STATED GOAL » Transcribe the material in full. Nothing should differ except that the pictures are left out.

AVAILABLE DATA »
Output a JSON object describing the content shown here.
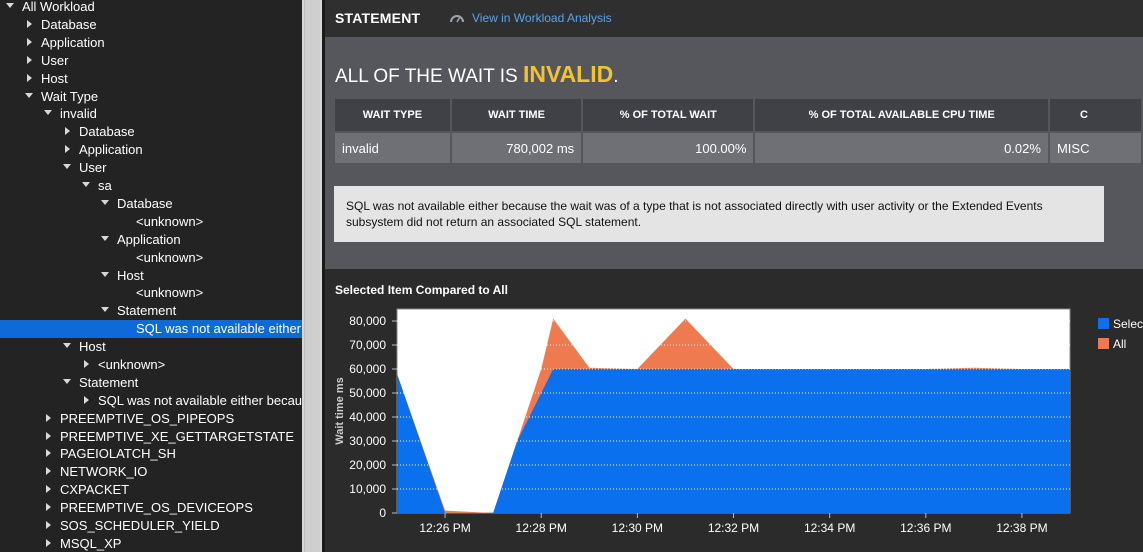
{
  "tree": [
    {
      "label": "All Workload",
      "depth": 0,
      "toggle": "down"
    },
    {
      "label": "Database",
      "depth": 1,
      "toggle": "right"
    },
    {
      "label": "Application",
      "depth": 1,
      "toggle": "right"
    },
    {
      "label": "User",
      "depth": 1,
      "toggle": "right"
    },
    {
      "label": "Host",
      "depth": 1,
      "toggle": "right"
    },
    {
      "label": "Wait Type",
      "depth": 1,
      "toggle": "down"
    },
    {
      "label": "invalid",
      "depth": 2,
      "toggle": "down"
    },
    {
      "label": "Database",
      "depth": 3,
      "toggle": "right"
    },
    {
      "label": "Application",
      "depth": 3,
      "toggle": "right"
    },
    {
      "label": "User",
      "depth": 3,
      "toggle": "down"
    },
    {
      "label": "sa",
      "depth": 4,
      "toggle": "down"
    },
    {
      "label": "Database",
      "depth": 5,
      "toggle": "down"
    },
    {
      "label": "<unknown>",
      "depth": 6,
      "toggle": "none"
    },
    {
      "label": "Application",
      "depth": 5,
      "toggle": "down"
    },
    {
      "label": "<unknown>",
      "depth": 6,
      "toggle": "none"
    },
    {
      "label": "Host",
      "depth": 5,
      "toggle": "down"
    },
    {
      "label": "<unknown>",
      "depth": 6,
      "toggle": "none"
    },
    {
      "label": "Statement",
      "depth": 5,
      "toggle": "down"
    },
    {
      "label": "SQL was not available either b",
      "depth": 6,
      "toggle": "none",
      "selected": true
    },
    {
      "label": "Host",
      "depth": 3,
      "toggle": "down"
    },
    {
      "label": "<unknown>",
      "depth": 4,
      "toggle": "right"
    },
    {
      "label": "Statement",
      "depth": 3,
      "toggle": "down"
    },
    {
      "label": "SQL was not available either becaus",
      "depth": 4,
      "toggle": "right"
    },
    {
      "label": "PREEMPTIVE_OS_PIPEOPS",
      "depth": 2,
      "toggle": "right"
    },
    {
      "label": "PREEMPTIVE_XE_GETTARGETSTATE",
      "depth": 2,
      "toggle": "right"
    },
    {
      "label": "PAGEIOLATCH_SH",
      "depth": 2,
      "toggle": "right"
    },
    {
      "label": "NETWORK_IO",
      "depth": 2,
      "toggle": "right"
    },
    {
      "label": "CXPACKET",
      "depth": 2,
      "toggle": "right"
    },
    {
      "label": "PREEMPTIVE_OS_DEVICEOPS",
      "depth": 2,
      "toggle": "right"
    },
    {
      "label": "SOS_SCHEDULER_YIELD",
      "depth": 2,
      "toggle": "right"
    },
    {
      "label": "MSQL_XP",
      "depth": 2,
      "toggle": "right"
    }
  ],
  "header": {
    "title": "STATEMENT",
    "link_label": "View in Workload Analysis"
  },
  "summary": {
    "headline_prefix": "ALL OF THE WAIT IS ",
    "headline_value": "INVALID",
    "headline_suffix": ".",
    "table": {
      "columns": [
        "WAIT TYPE",
        "WAIT TIME",
        "% OF TOTAL WAIT",
        "% OF TOTAL AVAILABLE CPU TIME",
        "C"
      ],
      "rows": [
        [
          "invalid",
          "780,002 ms",
          "100.00%",
          "0.02%",
          "MISC"
        ]
      ]
    },
    "notice": "SQL was not available either because the wait was of a type that is not associated directly with user activity or the Extended Events subsystem did not return an associated SQL statement."
  },
  "chart_data": {
    "type": "area",
    "title": "Selected Item Compared to All",
    "xlabel": "",
    "ylabel": "Wait time ms",
    "ylim": [
      0,
      85000
    ],
    "yticks": [
      0,
      10000,
      20000,
      30000,
      40000,
      50000,
      60000,
      70000,
      80000
    ],
    "ytick_labels": [
      "0",
      "10,000",
      "20,000",
      "30,000",
      "40,000",
      "50,000",
      "60,000",
      "70,000",
      "80,000"
    ],
    "xtick_labels": [
      "12:26 PM",
      "12:28 PM",
      "12:30 PM",
      "12:32 PM",
      "12:34 PM",
      "12:36 PM",
      "12:38 PM"
    ],
    "xlim_minutes_past_1225": [
      0,
      14
    ],
    "grid": true,
    "legend_position": "right",
    "series": [
      {
        "name": "Selected",
        "legend_label": "Selec",
        "color": "#0a70ee",
        "x": [
          0,
          1,
          2,
          2.5,
          3.25,
          4,
          5,
          6,
          7,
          8,
          9,
          10,
          11,
          12,
          13,
          14
        ],
        "y": [
          58000,
          0,
          0,
          30000,
          60000,
          60000,
          60000,
          60000,
          60000,
          60000,
          60000,
          60000,
          60000,
          60000,
          60000,
          60000
        ]
      },
      {
        "name": "All",
        "legend_label": "All",
        "color": "#f07a50",
        "x": [
          0,
          1,
          2,
          2.5,
          3,
          3.25,
          4,
          5,
          6,
          7,
          8,
          9,
          10,
          11,
          12,
          13,
          14
        ],
        "y": [
          58000,
          1000,
          0,
          30000,
          60000,
          81000,
          60500,
          60000,
          81000,
          60000,
          60000,
          60000,
          60000,
          60000,
          60500,
          60000,
          60000
        ]
      }
    ]
  }
}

SOLUTION FOR THIS TASK »
Output a JSON object describing the content shown here.
{
  "tree": [
    {
      "label": "All Workload",
      "depth": 0,
      "toggle": "down"
    },
    {
      "label": "Database",
      "depth": 1,
      "toggle": "right"
    },
    {
      "label": "Application",
      "depth": 1,
      "toggle": "right"
    },
    {
      "label": "User",
      "depth": 1,
      "toggle": "right"
    },
    {
      "label": "Host",
      "depth": 1,
      "toggle": "right"
    },
    {
      "label": "Wait Type",
      "depth": 1,
      "toggle": "down"
    },
    {
      "label": "invalid",
      "depth": 2,
      "toggle": "down"
    },
    {
      "label": "Database",
      "depth": 3,
      "toggle": "right"
    },
    {
      "label": "Application",
      "depth": 3,
      "toggle": "right"
    },
    {
      "label": "User",
      "depth": 3,
      "toggle": "down"
    },
    {
      "label": "sa",
      "depth": 4,
      "toggle": "down"
    },
    {
      "label": "Database",
      "depth": 5,
      "toggle": "down"
    },
    {
      "label": "<unknown>",
      "depth": 6,
      "toggle": "none"
    },
    {
      "label": "Application",
      "depth": 5,
      "toggle": "down"
    },
    {
      "label": "<unknown>",
      "depth": 6,
      "toggle": "none"
    },
    {
      "label": "Host",
      "depth": 5,
      "toggle": "down"
    },
    {
      "label": "<unknown>",
      "depth": 6,
      "toggle": "none"
    },
    {
      "label": "Statement",
      "depth": 5,
      "toggle": "down"
    },
    {
      "label": "SQL was not available either b",
      "depth": 6,
      "toggle": "none",
      "selected": true
    },
    {
      "label": "Host",
      "depth": 3,
      "toggle": "down"
    },
    {
      "label": "<unknown>",
      "depth": 4,
      "toggle": "right"
    },
    {
      "label": "Statement",
      "depth": 3,
      "toggle": "down"
    },
    {
      "label": "SQL was not available either becaus",
      "depth": 4,
      "toggle": "right"
    },
    {
      "label": "PREEMPTIVE_OS_PIPEOPS",
      "depth": 2,
      "toggle": "right"
    },
    {
      "label": "PREEMPTIVE_XE_GETTARGETSTATE",
      "depth": 2,
      "toggle": "right"
    },
    {
      "label": "PAGEIOLATCH_SH",
      "depth": 2,
      "toggle": "right"
    },
    {
      "label": "NETWORK_IO",
      "depth": 2,
      "toggle": "right"
    },
    {
      "label": "CXPACKET",
      "depth": 2,
      "toggle": "right"
    },
    {
      "label": "PREEMPTIVE_OS_DEVICEOPS",
      "depth": 2,
      "toggle": "right"
    },
    {
      "label": "SOS_SCHEDULER_YIELD",
      "depth": 2,
      "toggle": "right"
    },
    {
      "label": "MSQL_XP",
      "depth": 2,
      "toggle": "right"
    }
  ],
  "header": {
    "title": "STATEMENT",
    "link_label": "View in Workload Analysis"
  },
  "summary": {
    "headline_prefix": "ALL OF THE WAIT IS ",
    "headline_value": "INVALID",
    "headline_suffix": ".",
    "table": {
      "columns": [
        "WAIT TYPE",
        "WAIT TIME",
        "% OF TOTAL WAIT",
        "% OF TOTAL AVAILABLE CPU TIME",
        "C"
      ],
      "rows": [
        [
          "invalid",
          "780,002 ms",
          "100.00%",
          "0.02%",
          "MISC"
        ]
      ]
    },
    "notice": "SQL was not available either because the wait was of a type that is not associated directly with user activity or the Extended Events subsystem did not return an associated SQL statement."
  },
  "chart_data": {
    "type": "area",
    "title": "Selected Item Compared to All",
    "xlabel": "",
    "ylabel": "Wait time ms",
    "ylim": [
      0,
      85000
    ],
    "yticks": [
      0,
      10000,
      20000,
      30000,
      40000,
      50000,
      60000,
      70000,
      80000
    ],
    "ytick_labels": [
      "0",
      "10,000",
      "20,000",
      "30,000",
      "40,000",
      "50,000",
      "60,000",
      "70,000",
      "80,000"
    ],
    "xtick_labels": [
      "12:26 PM",
      "12:28 PM",
      "12:30 PM",
      "12:32 PM",
      "12:34 PM",
      "12:36 PM",
      "12:38 PM"
    ],
    "xlim_minutes_past_1225": [
      0,
      14
    ],
    "grid": true,
    "legend_position": "right",
    "series": [
      {
        "name": "Selected",
        "legend_label": "Selec",
        "color": "#0a70ee",
        "x": [
          0,
          1,
          2,
          2.5,
          3.25,
          4,
          5,
          6,
          7,
          8,
          9,
          10,
          11,
          12,
          13,
          14
        ],
        "y": [
          58000,
          0,
          0,
          30000,
          60000,
          60000,
          60000,
          60000,
          60000,
          60000,
          60000,
          60000,
          60000,
          60000,
          60000,
          60000
        ]
      },
      {
        "name": "All",
        "legend_label": "All",
        "color": "#f07a50",
        "x": [
          0,
          1,
          2,
          2.5,
          3,
          3.25,
          4,
          5,
          6,
          7,
          8,
          9,
          10,
          11,
          12,
          13,
          14
        ],
        "y": [
          58000,
          1000,
          0,
          30000,
          60000,
          81000,
          60500,
          60000,
          81000,
          60000,
          60000,
          60000,
          60000,
          60000,
          60500,
          60000,
          60000
        ]
      }
    ]
  }
}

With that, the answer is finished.